Exercise requirements ::
Write out each line beneath this one exactly as it reads.

The data ::
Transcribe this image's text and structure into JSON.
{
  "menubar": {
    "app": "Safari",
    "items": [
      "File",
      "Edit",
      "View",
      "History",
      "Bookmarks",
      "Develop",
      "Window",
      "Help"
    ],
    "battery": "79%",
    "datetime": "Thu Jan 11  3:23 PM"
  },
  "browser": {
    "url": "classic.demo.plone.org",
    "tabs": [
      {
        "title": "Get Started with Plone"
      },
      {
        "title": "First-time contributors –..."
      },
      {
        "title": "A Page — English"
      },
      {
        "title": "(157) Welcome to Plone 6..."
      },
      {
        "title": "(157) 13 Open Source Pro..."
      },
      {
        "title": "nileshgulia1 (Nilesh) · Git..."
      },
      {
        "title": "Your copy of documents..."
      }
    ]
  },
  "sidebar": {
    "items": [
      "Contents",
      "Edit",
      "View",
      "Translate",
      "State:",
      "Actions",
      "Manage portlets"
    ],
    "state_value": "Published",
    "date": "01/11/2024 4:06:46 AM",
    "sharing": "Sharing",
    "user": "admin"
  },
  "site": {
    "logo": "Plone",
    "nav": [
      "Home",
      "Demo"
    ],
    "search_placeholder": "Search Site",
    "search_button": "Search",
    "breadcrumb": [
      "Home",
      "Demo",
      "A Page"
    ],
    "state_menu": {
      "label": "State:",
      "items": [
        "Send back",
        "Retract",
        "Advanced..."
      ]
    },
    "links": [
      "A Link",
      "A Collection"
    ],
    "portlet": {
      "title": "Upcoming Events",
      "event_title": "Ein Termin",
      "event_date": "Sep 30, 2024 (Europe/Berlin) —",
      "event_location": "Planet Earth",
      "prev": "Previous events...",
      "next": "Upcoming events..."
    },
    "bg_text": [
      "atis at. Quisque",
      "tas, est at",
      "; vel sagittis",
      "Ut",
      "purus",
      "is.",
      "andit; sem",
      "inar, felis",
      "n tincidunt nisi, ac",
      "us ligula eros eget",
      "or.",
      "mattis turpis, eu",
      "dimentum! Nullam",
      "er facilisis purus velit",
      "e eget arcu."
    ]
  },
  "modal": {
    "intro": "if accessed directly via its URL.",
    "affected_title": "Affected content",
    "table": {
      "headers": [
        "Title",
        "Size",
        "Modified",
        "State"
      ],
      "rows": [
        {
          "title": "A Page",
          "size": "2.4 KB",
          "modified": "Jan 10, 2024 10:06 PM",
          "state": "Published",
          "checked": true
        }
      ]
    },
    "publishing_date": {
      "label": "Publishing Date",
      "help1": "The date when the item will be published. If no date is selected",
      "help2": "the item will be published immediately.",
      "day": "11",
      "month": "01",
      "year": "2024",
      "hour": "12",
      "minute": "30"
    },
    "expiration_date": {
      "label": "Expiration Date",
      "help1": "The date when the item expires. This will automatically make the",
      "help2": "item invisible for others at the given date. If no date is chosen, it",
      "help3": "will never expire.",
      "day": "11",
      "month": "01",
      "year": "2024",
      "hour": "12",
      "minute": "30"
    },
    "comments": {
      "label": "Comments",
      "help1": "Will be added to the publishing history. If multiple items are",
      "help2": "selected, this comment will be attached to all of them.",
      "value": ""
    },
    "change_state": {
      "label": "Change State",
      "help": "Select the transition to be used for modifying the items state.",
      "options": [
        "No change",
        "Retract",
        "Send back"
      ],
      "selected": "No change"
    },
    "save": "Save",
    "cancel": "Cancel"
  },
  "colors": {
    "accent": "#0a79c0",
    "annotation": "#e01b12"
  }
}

Exercise response ::
Transcribe this image's text and structure into JSON.
{
  "menubar": {
    "app": "Safari",
    "items": [
      "File",
      "Edit",
      "View",
      "History",
      "Bookmarks",
      "Develop",
      "Window",
      "Help"
    ],
    "battery": "79%",
    "datetime": "Thu Jan 11  3:23 PM"
  },
  "browser": {
    "url": "classic.demo.plone.org",
    "tabs": [
      {
        "title": "Get Started with Plone"
      },
      {
        "title": "First-time contributors –..."
      },
      {
        "title": "A Page — English"
      },
      {
        "title": "(157) Welcome to Plone 6..."
      },
      {
        "title": "(157) 13 Open Source Pro..."
      },
      {
        "title": "nileshgulia1 (Nilesh) · Git..."
      },
      {
        "title": "Your copy of documents..."
      }
    ]
  },
  "sidebar": {
    "items": [
      "Contents",
      "Edit",
      "View",
      "Translate",
      "State:",
      "Actions",
      "Manage portlets"
    ],
    "state_value": "Published",
    "date": "01/11/2024 4:06:46 AM",
    "sharing": "Sharing",
    "user": "admin"
  },
  "site": {
    "logo": "Plone",
    "nav": [
      "Home",
      "Demo"
    ],
    "search_placeholder": "Search Site",
    "search_button": "Search",
    "breadcrumb": [
      "Home",
      "Demo",
      "A Page"
    ],
    "state_menu": {
      "label": "State:",
      "items": [
        "Send back",
        "Retract",
        "Advanced..."
      ]
    },
    "links": [
      "A Link",
      "A Collection"
    ],
    "portlet": {
      "title": "Upcoming Events",
      "event_title": "Ein Termin",
      "event_date": "Sep 30, 2024 (Europe/Berlin) —",
      "event_location": "Planet Earth",
      "prev": "Previous events...",
      "next": "Upcoming events..."
    },
    "bg_text": [
      "atis at. Quisque",
      "tas, est at",
      "; vel sagittis",
      "Ut",
      "purus",
      "is.",
      "andit; sem",
      "inar, felis",
      "n tincidunt nisi, ac",
      "us ligula eros eget",
      "or.",
      "mattis turpis, eu",
      "dimentum! Nullam",
      "er facilisis purus velit",
      "e eget arcu."
    ]
  },
  "modal": {
    "intro": "if accessed directly via its URL.",
    "affected_title": "Affected content",
    "table": {
      "headers": [
        "Title",
        "Size",
        "Modified",
        "State"
      ],
      "rows": [
        {
          "title": "A Page",
          "size": "2.4 KB",
          "modified": "Jan 10, 2024 10:06 PM",
          "state": "Published",
          "checked": true
        }
      ]
    },
    "publishing_date": {
      "label": "Publishing Date",
      "help1": "The date when the item will be published. If no date is selected",
      "help2": "the item will be published immediately.",
      "day": "11",
      "month": "01",
      "year": "2024",
      "hour": "12",
      "minute": "30"
    },
    "expiration_date": {
      "label": "Expiration Date",
      "help1": "The date when the item expires. This will automatically make the",
      "help2": "item invisible for others at the given date. If no date is chosen, it",
      "help3": "will never expire.",
      "day": "11",
      "month": "01",
      "year": "2024",
      "hour": "12",
      "minute": "30"
    },
    "comments": {
      "label": "Comments",
      "help1": "Will be added to the publishing history. If multiple items are",
      "help2": "selected, this comment will be attached to all of them.",
      "value": ""
    },
    "change_state": {
      "label": "Change State",
      "help": "Select the transition to be used for modifying the items state.",
      "options": [
        "No change",
        "Retract",
        "Send back"
      ],
      "selected": "No change"
    },
    "save": "Save",
    "cancel": "Cancel"
  },
  "colors": {
    "accent": "#0a79c0",
    "annotation": "#e01b12"
  }
}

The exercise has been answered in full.